- _What this task involves_: Can you write out all of the material below, word for word?

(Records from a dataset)
+ + +

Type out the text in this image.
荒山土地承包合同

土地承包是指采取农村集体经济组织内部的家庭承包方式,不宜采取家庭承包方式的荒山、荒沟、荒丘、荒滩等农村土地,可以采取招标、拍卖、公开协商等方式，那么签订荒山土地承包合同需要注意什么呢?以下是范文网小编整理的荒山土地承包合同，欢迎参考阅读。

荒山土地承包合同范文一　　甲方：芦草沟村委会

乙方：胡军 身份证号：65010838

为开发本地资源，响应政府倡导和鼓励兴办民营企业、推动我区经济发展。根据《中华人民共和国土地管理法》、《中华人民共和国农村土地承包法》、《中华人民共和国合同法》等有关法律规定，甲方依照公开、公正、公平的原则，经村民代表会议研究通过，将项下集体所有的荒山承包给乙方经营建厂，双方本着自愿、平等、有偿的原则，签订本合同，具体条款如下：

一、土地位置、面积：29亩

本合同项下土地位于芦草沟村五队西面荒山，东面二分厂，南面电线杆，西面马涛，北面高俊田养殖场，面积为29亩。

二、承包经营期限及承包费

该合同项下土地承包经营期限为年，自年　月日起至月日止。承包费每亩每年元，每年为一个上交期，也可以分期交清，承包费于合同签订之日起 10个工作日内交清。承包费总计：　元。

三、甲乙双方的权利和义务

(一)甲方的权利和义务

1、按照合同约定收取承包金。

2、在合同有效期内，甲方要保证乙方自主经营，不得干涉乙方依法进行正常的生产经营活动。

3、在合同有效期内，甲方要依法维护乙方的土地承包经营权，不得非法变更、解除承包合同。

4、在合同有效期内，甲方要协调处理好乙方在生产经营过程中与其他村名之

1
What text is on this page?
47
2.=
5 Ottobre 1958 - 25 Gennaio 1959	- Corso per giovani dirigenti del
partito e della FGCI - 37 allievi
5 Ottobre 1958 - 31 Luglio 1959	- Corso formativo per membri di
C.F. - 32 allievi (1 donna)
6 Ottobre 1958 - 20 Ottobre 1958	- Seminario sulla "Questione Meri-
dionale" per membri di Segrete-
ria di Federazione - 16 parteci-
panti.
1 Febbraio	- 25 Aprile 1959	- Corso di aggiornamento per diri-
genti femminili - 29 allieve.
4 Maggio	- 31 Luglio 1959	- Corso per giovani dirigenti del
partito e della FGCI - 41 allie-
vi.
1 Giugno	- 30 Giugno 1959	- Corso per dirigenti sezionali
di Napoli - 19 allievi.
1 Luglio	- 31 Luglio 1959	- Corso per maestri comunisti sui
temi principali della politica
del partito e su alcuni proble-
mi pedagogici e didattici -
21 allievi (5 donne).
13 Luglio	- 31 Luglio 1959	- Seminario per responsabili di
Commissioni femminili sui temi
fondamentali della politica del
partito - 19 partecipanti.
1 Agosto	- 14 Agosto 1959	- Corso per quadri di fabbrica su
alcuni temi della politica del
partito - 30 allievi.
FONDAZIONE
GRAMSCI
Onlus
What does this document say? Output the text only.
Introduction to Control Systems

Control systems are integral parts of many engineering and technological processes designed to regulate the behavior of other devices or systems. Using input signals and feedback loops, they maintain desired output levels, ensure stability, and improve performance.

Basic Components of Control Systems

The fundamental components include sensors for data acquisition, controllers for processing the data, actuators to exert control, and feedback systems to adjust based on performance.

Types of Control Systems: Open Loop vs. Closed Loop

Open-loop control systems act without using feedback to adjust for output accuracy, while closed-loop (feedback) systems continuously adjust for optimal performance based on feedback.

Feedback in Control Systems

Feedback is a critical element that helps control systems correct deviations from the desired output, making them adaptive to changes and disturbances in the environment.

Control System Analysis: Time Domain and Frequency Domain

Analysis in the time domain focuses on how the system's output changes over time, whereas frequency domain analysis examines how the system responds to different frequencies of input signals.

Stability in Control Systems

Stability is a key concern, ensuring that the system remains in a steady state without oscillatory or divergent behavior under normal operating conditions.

+ + +

- _Answer_:
Type out the text in this image.
荒山土地承包合同

土地承包是指采取农村集体经济组织内部的家庭承包方式,不宜采取家庭承包方式的荒山、荒沟、荒丘、荒滩等农村土地,可以采取招标、拍卖、公开协商等方式，那么签订荒山土地承包合同需要注意什么呢?以下是范文网小编整理的荒山土地承包合同，欢迎参考阅读。

荒山土地承包合同范文一　　甲方：芦草沟村委会

乙方：胡军 身份证号：65010838

为开发本地资源，响应政府倡导和鼓励兴办民营企业、推动我区经济发展。根据《中华人民共和国土地管理法》、《中华人民共和国农村土地承包法》、《中华人民共和国合同法》等有关法律规定，甲方依照公开、公正、公平的原则，经村民代表会议研究通过，将项下集体所有的荒山承包给乙方经营建厂，双方本着自愿、平等、有偿的原则，签订本合同，具体条款如下：

一、土地位置、面积：29亩

本合同项下土地位于芦草沟村五队西面荒山，东面二分厂，南面电线杆，西面马涛，北面高俊田养殖场，面积为29亩。

二、承包经营期限及承包费

该合同项下土地承包经营期限为年，自年　月日起至月日止。承包费每亩每年元，每年为一个上交期，也可以分期交清，承包费于合同签订之日起 10个工作日内交清。承包费总计：　元。

三、甲乙双方的权利和义务

(一)甲方的权利和义务

1、按照合同约定收取承包金。

2、在合同有效期内，甲方要保证乙方自主经营，不得干涉乙方依法进行正常的生产经营活动。

3、在合同有效期内，甲方要依法维护乙方的土地承包经营权，不得非法变更、解除承包合同。

4、在合同有效期内，甲方要协调处理好乙方在生产经营过程中与其他村名之

1
What text is on this page?
47
2.=
5 Ottobre 1958 - 25 Gennaio 1959	- Corso per giovani dirigenti del
partito e della FGCI - 37 allievi
5 Ottobre 1958 - 31 Luglio 1959	- Corso formativo per membri di
C.F. - 32 allievi (1 donna)
6 Ottobre 1958 - 20 Ottobre 1958	- Seminario sulla "Questione Meri-
dionale" per membri di Segrete-
ria di Federazione - 16 parteci-
panti.
1 Febbraio	- 25 Aprile 1959	- Corso di aggiornamento per diri-
genti femminili - 29 allieve.
4 Maggio	- 31 Luglio 1959	- Corso per giovani dirigenti del
partito e della FGCI - 41 allie-
vi.
1 Giugno	- 30 Giugno 1959	- Corso per dirigenti sezionali
di Napoli - 19 allievi.
1 Luglio	- 31 Luglio 1959	- Corso per maestri comunisti sui
temi principali della politica
del partito e su alcuni proble-
mi pedagogici e didattici -
21 allievi (5 donne).
13 Luglio	- 31 Luglio 1959	- Seminario per responsabili di
Commissioni femminili sui temi
fondamentali della politica del
partito - 19 partecipanti.
1 Agosto	- 14 Agosto 1959	- Corso per quadri di fabbrica su
alcuni temi della politica del
partito - 30 allievi.
FONDAZIONE
GRAMSCI
Onlus
What does this document say? Output the text only.
Introduction to Control Systems

Control systems are integral parts of many engineering and technological processes designed to regulate the behavior of other devices or systems. Using input signals and feedback loops, they maintain desired output levels, ensure stability, and improve performance.

Basic Components of Control Systems

The fundamental components include sensors for data acquisition, controllers for processing the data, actuators to exert control, and feedback systems to adjust based on performance.

Types of Control Systems: Open Loop vs. Closed Loop

Open-loop control systems act without using feedback to adjust for output accuracy, while closed-loop (feedback) systems continuously adjust for optimal performance based on feedback.

Feedback in Control Systems

Feedback is a critical element that helps control systems correct deviations from the desired output, making them adaptive to changes and disturbances in the environment.

Control System Analysis: Time Domain and Frequency Domain

Analysis in the time domain focuses on how the system's output changes over time, whereas frequency domain analysis examines how the system responds to different frequencies of input signals.

Stability in Control Systems

Stability is a key concern, ensuring that the system remains in a steady state without oscillatory or divergent behavior under normal operating conditions.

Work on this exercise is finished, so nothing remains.